INPUT FOR THIS TASK ▸
----
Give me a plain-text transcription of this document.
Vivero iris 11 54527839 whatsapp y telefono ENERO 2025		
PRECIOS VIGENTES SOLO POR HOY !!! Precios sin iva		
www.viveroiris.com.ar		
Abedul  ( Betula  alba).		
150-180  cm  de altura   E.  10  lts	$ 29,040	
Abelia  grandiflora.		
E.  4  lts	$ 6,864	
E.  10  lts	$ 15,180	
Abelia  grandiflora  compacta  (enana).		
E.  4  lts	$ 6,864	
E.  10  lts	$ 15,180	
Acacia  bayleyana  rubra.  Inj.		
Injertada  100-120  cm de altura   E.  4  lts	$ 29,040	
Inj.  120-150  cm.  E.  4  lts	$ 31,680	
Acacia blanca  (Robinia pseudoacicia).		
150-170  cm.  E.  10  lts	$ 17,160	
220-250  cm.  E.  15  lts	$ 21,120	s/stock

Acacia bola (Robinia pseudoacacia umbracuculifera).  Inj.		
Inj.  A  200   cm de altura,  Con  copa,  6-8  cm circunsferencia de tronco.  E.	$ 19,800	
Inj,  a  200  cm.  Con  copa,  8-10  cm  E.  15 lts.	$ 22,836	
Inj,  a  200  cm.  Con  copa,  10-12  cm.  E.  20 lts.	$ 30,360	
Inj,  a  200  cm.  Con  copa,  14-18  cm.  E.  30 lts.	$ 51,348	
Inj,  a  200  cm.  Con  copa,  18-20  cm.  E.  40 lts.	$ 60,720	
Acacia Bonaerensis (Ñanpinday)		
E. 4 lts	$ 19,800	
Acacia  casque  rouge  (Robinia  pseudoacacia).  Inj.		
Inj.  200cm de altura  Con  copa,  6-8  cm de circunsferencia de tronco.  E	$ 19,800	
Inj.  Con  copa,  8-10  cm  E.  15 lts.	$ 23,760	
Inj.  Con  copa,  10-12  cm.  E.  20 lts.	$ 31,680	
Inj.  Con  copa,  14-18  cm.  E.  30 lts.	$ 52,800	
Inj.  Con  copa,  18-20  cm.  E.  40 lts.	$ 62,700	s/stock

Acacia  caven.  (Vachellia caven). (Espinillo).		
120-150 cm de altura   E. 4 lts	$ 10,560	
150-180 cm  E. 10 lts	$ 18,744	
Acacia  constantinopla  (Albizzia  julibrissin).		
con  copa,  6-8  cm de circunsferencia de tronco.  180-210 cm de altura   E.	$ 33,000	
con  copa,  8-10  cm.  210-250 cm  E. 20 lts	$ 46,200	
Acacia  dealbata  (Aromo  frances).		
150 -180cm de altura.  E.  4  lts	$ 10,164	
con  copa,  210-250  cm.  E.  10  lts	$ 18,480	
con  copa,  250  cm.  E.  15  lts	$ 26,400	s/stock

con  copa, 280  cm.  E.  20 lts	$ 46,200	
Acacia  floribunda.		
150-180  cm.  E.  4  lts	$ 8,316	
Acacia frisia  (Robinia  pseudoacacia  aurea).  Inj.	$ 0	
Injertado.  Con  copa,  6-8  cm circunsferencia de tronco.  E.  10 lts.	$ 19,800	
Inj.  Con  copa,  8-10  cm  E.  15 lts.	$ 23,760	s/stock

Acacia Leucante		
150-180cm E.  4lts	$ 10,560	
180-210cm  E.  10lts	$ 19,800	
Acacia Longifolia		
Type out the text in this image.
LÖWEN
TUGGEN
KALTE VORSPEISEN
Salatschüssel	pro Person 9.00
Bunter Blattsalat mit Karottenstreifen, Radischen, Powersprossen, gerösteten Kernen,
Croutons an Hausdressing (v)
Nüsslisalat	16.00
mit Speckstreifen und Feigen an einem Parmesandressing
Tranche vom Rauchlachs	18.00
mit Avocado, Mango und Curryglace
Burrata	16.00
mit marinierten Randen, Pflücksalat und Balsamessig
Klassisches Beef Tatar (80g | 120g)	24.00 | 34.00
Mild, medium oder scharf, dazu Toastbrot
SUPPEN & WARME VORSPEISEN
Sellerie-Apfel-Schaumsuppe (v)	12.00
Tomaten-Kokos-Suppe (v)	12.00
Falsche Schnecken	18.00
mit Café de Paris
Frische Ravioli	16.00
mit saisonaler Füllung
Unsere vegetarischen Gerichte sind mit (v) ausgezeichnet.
----
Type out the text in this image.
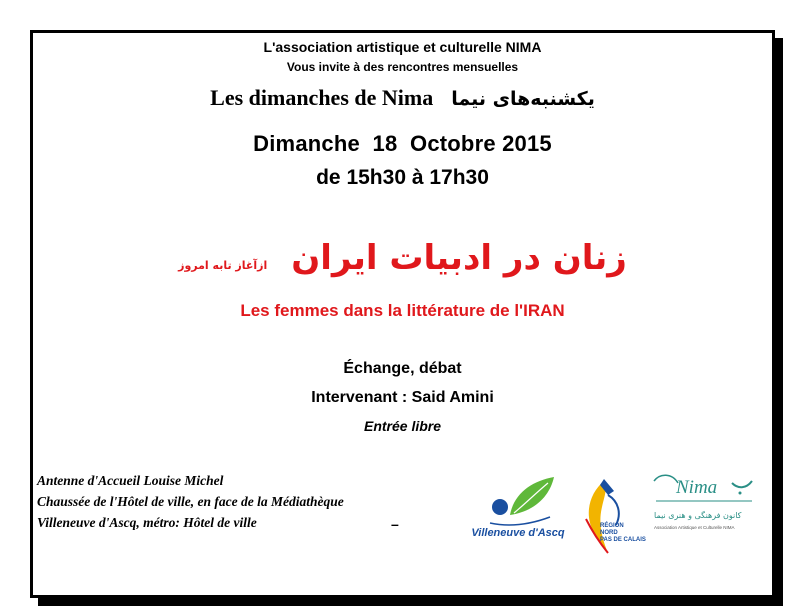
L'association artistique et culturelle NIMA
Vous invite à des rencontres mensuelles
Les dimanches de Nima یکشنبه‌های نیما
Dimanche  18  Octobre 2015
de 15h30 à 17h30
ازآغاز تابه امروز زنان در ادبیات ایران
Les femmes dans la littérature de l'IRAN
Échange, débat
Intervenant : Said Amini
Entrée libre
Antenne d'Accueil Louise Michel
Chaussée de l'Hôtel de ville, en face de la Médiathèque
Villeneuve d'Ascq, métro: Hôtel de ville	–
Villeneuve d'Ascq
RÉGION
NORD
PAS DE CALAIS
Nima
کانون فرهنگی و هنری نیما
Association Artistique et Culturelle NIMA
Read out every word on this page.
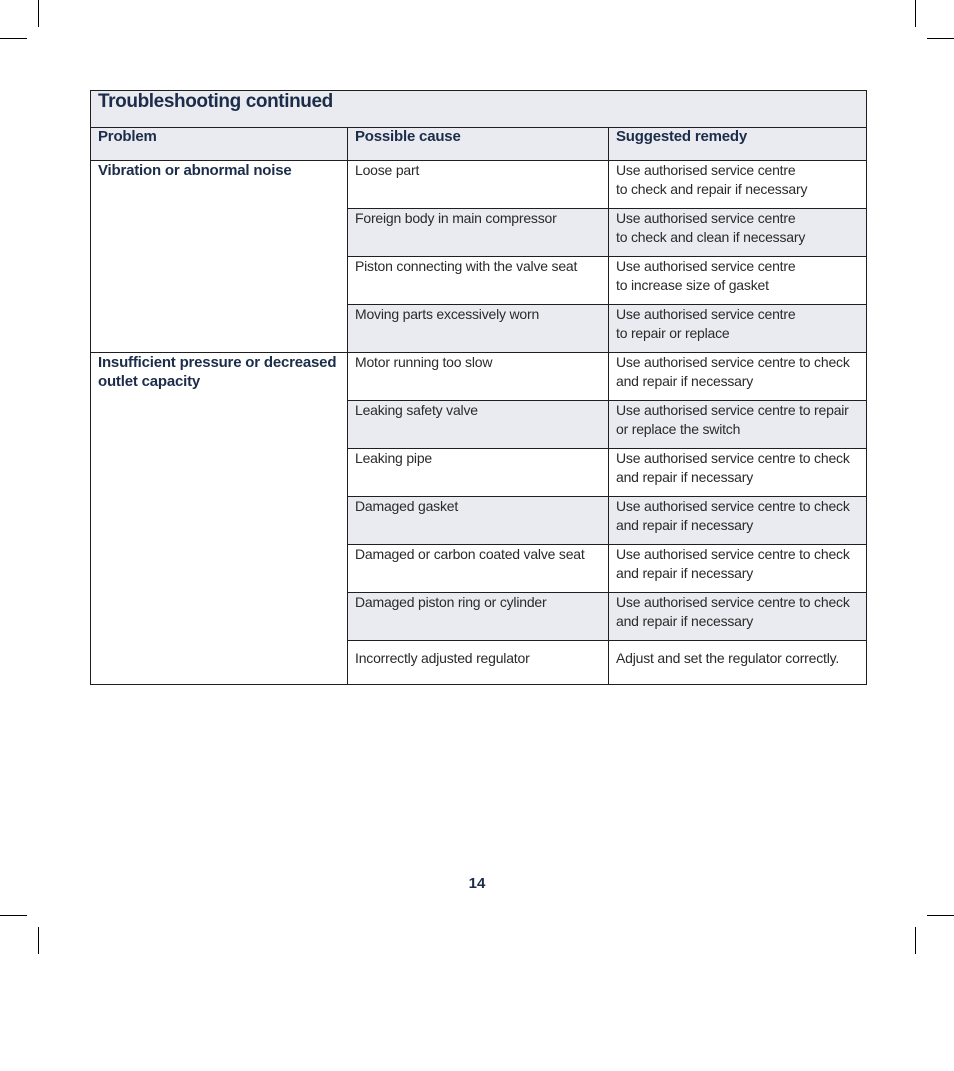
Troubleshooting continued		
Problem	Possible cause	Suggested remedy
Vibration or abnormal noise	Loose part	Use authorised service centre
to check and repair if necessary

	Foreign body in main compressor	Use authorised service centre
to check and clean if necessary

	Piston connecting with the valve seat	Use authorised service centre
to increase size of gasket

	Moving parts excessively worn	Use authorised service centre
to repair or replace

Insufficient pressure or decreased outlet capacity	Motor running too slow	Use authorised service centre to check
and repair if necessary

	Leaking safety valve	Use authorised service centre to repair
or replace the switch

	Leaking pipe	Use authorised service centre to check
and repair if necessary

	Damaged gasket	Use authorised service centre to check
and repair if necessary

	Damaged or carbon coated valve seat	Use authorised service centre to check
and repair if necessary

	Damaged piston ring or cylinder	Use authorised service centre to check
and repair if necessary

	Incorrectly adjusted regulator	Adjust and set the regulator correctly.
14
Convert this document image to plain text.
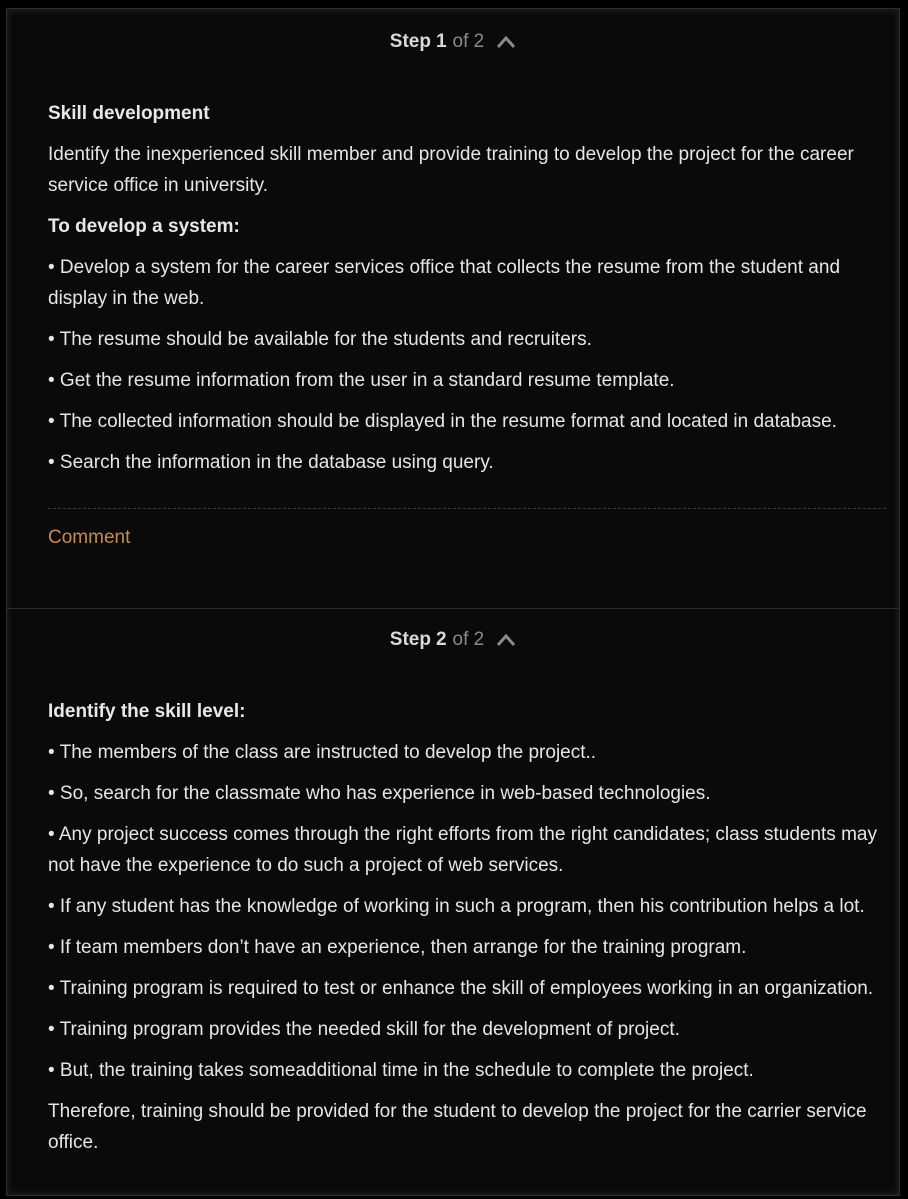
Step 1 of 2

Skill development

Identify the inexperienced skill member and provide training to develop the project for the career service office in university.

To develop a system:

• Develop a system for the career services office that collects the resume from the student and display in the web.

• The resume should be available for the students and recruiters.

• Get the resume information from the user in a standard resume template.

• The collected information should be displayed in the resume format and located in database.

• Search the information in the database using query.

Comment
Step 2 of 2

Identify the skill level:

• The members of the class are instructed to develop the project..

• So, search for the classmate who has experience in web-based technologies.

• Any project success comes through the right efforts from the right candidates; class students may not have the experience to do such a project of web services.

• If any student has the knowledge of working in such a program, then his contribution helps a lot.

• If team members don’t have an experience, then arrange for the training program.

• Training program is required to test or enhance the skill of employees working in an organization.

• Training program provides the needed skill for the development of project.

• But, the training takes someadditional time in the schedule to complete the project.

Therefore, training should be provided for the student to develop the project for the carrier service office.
----
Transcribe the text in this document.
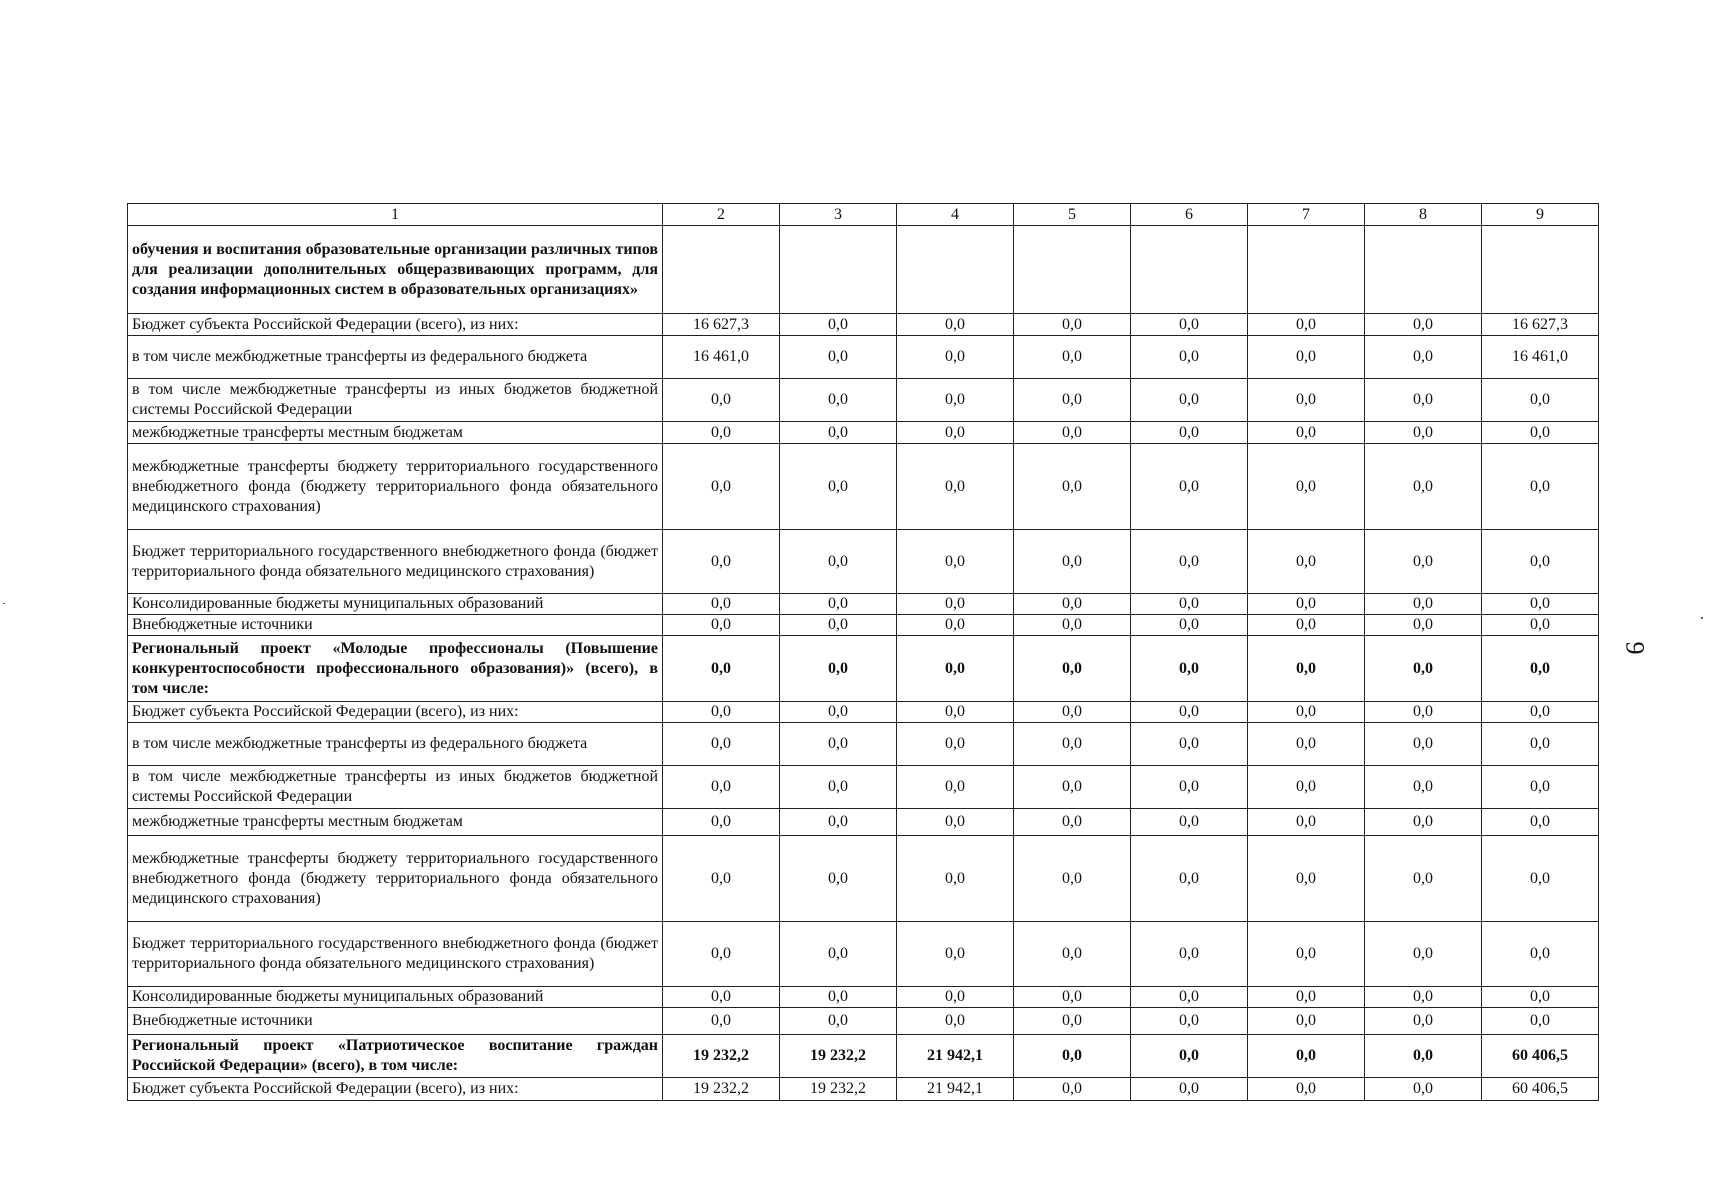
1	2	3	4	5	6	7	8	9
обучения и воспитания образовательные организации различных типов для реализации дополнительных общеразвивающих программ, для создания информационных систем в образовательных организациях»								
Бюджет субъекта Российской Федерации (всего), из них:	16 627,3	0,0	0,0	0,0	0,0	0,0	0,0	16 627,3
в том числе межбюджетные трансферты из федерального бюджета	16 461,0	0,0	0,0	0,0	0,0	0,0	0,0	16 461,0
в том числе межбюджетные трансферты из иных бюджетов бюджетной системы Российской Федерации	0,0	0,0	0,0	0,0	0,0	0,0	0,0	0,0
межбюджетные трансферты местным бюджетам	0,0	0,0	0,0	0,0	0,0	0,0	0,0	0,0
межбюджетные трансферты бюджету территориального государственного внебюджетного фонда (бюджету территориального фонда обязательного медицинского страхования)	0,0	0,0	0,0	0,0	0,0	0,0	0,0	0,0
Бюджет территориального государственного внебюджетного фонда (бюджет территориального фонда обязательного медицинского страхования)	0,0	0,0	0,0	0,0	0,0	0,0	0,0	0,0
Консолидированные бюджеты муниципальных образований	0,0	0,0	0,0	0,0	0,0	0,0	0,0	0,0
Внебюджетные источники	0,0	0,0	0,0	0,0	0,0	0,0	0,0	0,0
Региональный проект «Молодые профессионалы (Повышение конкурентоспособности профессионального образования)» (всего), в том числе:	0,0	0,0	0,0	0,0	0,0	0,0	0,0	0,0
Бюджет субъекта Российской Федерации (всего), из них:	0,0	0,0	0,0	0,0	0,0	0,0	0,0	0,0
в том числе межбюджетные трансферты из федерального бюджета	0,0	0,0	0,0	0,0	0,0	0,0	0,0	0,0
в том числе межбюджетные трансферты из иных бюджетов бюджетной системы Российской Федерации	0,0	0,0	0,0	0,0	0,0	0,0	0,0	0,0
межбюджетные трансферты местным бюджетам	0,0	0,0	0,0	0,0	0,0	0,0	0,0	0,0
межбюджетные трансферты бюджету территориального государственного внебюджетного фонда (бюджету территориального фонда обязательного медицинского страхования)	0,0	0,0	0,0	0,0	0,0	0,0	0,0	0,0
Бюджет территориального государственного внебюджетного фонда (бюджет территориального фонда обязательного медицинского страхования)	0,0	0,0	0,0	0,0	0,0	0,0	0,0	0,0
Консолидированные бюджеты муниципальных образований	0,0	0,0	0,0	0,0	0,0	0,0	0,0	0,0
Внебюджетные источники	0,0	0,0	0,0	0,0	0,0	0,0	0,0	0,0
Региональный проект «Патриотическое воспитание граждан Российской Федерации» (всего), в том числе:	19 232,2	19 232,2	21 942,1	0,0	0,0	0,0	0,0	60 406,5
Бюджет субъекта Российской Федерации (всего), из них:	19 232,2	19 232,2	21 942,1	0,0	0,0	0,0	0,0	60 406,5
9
----
DIRECTION ▸ From the entries above, pull out each line that includes "субъекта".

RESULT ▸
Бюджет субъекта Российской Федерации (всего), из них:	16 627,3	0,0	0,0	0,0	0,0	0,0	0,0	16 627,3
Бюджет субъекта Российской Федерации (всего), из них:	0,0	0,0	0,0	0,0	0,0	0,0	0,0	0,0
Бюджет субъекта Российской Федерации (всего), из них:	19 232,2	19 232,2	21 942,1	0,0	0,0	0,0	0,0	60 406,5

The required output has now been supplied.